Please work out how many lines in the material contain "otra" and give only that figure.
++++ Entries provided ++++
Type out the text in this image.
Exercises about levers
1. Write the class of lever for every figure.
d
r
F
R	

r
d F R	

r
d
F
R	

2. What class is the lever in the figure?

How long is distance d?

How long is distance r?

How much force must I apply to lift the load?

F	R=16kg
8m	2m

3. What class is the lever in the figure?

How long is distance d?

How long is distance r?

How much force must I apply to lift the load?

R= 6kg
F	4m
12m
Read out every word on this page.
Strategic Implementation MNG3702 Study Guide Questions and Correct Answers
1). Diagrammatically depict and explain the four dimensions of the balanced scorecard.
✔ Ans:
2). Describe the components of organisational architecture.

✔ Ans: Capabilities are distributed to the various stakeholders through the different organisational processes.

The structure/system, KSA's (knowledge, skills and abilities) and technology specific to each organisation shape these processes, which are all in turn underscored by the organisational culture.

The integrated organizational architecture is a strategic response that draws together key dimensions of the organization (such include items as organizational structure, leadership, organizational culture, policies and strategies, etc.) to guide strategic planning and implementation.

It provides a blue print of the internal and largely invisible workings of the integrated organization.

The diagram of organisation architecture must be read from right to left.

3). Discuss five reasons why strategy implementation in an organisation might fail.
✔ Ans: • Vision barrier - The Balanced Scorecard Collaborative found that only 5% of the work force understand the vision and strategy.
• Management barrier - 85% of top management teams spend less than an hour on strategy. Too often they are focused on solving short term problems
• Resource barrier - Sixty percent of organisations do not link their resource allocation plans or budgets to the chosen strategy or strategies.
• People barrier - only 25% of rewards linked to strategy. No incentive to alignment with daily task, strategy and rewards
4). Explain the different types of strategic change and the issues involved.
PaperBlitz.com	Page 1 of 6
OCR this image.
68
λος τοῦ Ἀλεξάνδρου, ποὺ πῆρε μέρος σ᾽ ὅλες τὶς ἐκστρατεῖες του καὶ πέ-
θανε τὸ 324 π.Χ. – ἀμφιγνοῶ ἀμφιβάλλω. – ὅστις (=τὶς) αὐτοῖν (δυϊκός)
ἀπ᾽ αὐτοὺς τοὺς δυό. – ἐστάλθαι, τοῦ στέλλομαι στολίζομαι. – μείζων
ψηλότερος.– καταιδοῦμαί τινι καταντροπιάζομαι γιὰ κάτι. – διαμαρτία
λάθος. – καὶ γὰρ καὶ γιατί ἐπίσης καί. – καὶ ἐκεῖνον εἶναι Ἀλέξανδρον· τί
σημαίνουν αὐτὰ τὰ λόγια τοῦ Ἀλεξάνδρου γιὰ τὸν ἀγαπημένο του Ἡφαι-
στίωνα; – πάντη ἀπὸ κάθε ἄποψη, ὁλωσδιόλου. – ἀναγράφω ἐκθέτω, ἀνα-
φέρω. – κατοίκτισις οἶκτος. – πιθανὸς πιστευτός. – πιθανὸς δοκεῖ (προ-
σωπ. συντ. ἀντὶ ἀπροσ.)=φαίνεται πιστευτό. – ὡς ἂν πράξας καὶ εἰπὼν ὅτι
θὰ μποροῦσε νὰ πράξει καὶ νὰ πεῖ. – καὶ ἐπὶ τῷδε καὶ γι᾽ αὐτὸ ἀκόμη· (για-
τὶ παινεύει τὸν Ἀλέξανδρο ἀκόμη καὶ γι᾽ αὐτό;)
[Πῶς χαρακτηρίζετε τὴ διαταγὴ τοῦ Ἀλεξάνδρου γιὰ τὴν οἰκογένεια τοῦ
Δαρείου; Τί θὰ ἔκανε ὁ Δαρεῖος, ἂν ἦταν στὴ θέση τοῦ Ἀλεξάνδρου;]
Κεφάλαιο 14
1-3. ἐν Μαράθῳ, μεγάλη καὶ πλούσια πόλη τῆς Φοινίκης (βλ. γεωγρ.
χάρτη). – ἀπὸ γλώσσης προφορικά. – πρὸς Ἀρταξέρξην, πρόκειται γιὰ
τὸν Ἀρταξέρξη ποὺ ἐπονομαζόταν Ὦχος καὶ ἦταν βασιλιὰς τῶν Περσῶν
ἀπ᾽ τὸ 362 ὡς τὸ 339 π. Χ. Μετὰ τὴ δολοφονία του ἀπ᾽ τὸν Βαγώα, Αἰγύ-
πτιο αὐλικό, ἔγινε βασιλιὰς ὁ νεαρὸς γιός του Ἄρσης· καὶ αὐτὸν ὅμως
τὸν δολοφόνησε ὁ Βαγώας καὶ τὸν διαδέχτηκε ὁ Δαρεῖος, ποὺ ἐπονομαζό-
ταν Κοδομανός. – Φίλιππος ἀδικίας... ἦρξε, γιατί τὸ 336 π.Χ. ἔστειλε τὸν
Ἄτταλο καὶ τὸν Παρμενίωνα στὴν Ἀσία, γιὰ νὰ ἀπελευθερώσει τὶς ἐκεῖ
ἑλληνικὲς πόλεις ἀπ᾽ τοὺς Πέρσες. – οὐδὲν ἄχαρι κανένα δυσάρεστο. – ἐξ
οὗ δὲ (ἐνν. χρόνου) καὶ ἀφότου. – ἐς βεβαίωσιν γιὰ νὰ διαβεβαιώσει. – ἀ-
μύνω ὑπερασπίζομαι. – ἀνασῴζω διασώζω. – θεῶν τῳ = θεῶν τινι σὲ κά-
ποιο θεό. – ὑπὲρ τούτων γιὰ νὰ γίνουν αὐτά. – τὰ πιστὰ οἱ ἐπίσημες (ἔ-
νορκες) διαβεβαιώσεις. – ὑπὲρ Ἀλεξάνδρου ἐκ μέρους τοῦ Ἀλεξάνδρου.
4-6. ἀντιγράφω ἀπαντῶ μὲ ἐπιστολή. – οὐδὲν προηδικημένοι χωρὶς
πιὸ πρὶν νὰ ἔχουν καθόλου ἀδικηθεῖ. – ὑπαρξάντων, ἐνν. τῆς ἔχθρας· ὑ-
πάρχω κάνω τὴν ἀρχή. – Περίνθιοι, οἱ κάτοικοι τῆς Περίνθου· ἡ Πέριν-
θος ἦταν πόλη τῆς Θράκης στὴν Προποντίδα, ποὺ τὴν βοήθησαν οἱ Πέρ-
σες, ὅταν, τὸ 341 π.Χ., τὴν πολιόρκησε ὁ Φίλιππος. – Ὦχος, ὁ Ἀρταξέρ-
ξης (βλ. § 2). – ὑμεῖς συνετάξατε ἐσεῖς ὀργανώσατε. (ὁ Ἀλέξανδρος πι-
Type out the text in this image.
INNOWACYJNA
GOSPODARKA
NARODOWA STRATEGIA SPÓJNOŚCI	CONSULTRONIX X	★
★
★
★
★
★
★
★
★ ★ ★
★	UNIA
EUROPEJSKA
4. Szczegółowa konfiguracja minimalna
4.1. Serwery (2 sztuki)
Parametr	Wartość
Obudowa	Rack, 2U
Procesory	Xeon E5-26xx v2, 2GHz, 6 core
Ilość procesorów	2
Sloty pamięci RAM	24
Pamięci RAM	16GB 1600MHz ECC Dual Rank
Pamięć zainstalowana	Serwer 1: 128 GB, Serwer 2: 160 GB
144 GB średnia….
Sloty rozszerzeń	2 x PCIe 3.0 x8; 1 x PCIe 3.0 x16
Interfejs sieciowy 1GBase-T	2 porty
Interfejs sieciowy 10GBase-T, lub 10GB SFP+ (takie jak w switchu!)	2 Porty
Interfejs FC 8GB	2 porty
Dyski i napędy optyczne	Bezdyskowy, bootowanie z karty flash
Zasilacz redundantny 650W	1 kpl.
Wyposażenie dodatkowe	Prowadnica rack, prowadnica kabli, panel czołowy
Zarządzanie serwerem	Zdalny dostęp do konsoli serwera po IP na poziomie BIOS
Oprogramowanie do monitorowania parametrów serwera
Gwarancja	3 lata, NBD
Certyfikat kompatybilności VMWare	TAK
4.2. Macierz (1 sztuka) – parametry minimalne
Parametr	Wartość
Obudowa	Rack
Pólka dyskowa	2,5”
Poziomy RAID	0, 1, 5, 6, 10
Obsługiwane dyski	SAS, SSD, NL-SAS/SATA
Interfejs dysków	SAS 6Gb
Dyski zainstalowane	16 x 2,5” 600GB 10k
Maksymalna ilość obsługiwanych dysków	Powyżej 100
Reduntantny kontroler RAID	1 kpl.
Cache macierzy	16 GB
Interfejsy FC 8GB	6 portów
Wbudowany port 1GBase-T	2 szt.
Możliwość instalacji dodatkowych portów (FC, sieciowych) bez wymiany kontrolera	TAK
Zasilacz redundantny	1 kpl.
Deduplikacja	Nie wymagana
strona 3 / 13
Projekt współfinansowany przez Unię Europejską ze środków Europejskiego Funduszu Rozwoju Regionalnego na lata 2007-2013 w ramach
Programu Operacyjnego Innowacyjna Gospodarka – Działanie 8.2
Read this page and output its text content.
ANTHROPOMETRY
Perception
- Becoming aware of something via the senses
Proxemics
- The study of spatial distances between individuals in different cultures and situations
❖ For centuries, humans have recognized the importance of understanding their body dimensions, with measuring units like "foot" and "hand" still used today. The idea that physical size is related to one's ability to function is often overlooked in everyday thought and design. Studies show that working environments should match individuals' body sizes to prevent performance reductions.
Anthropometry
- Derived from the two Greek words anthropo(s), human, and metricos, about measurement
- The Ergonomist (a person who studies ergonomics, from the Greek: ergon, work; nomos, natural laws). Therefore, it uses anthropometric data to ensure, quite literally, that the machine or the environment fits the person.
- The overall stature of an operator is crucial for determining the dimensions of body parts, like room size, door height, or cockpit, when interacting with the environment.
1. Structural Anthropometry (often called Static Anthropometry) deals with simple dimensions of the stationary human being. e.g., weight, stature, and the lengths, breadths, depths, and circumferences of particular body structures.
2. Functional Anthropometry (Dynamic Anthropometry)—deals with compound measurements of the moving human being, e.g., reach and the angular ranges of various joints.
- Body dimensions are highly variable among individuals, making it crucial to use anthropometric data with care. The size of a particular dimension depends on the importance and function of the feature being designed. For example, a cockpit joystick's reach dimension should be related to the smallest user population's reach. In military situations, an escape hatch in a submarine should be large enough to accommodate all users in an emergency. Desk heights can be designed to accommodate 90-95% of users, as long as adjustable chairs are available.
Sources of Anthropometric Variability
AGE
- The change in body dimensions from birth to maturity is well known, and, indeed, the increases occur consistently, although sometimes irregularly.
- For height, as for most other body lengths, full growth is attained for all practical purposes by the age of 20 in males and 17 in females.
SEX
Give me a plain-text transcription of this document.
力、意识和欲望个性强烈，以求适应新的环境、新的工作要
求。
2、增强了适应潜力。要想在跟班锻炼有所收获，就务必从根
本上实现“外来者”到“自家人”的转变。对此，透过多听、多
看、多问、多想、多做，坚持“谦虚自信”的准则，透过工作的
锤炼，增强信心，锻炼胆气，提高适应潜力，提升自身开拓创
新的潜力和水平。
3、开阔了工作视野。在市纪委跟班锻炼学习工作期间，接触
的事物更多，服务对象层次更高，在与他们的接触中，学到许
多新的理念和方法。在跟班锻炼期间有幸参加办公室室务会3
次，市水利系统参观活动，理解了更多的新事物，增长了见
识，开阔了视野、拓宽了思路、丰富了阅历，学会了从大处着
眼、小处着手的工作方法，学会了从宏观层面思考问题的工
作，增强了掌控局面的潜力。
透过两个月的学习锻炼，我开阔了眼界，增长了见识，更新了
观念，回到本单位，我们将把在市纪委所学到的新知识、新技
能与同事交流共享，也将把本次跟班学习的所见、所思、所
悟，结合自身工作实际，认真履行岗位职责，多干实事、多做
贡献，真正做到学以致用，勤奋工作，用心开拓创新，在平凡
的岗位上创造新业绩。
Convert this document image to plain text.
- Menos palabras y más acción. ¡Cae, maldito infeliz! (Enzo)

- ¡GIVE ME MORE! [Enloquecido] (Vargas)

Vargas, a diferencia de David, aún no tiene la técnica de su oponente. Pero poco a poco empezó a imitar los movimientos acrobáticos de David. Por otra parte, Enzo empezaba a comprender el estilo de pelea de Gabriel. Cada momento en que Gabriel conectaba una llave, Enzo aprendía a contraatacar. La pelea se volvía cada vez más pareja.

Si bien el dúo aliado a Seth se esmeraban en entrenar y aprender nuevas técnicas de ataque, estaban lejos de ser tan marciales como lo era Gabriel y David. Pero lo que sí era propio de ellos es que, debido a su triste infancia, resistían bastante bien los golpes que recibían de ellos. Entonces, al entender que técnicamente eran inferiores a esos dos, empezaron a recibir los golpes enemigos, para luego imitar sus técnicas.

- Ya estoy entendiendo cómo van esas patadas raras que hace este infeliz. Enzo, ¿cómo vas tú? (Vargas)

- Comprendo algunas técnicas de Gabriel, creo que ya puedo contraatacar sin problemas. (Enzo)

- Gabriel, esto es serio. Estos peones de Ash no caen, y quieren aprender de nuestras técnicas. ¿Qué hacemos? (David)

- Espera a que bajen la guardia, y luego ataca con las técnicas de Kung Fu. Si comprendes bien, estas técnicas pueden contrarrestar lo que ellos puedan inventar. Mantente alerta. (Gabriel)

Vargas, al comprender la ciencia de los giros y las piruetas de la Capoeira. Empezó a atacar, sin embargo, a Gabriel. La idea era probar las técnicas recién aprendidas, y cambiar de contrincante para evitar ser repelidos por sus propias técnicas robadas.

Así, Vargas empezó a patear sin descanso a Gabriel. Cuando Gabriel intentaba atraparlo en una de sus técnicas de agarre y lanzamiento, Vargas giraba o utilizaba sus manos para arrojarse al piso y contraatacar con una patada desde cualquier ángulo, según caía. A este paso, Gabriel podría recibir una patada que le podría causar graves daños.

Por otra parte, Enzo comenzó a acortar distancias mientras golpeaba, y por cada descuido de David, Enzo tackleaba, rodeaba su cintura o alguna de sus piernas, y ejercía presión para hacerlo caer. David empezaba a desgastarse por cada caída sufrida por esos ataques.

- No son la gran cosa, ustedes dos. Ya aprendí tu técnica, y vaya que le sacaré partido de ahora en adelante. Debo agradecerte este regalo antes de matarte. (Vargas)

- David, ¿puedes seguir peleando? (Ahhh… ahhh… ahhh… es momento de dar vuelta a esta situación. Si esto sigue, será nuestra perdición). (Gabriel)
++++
Output: 2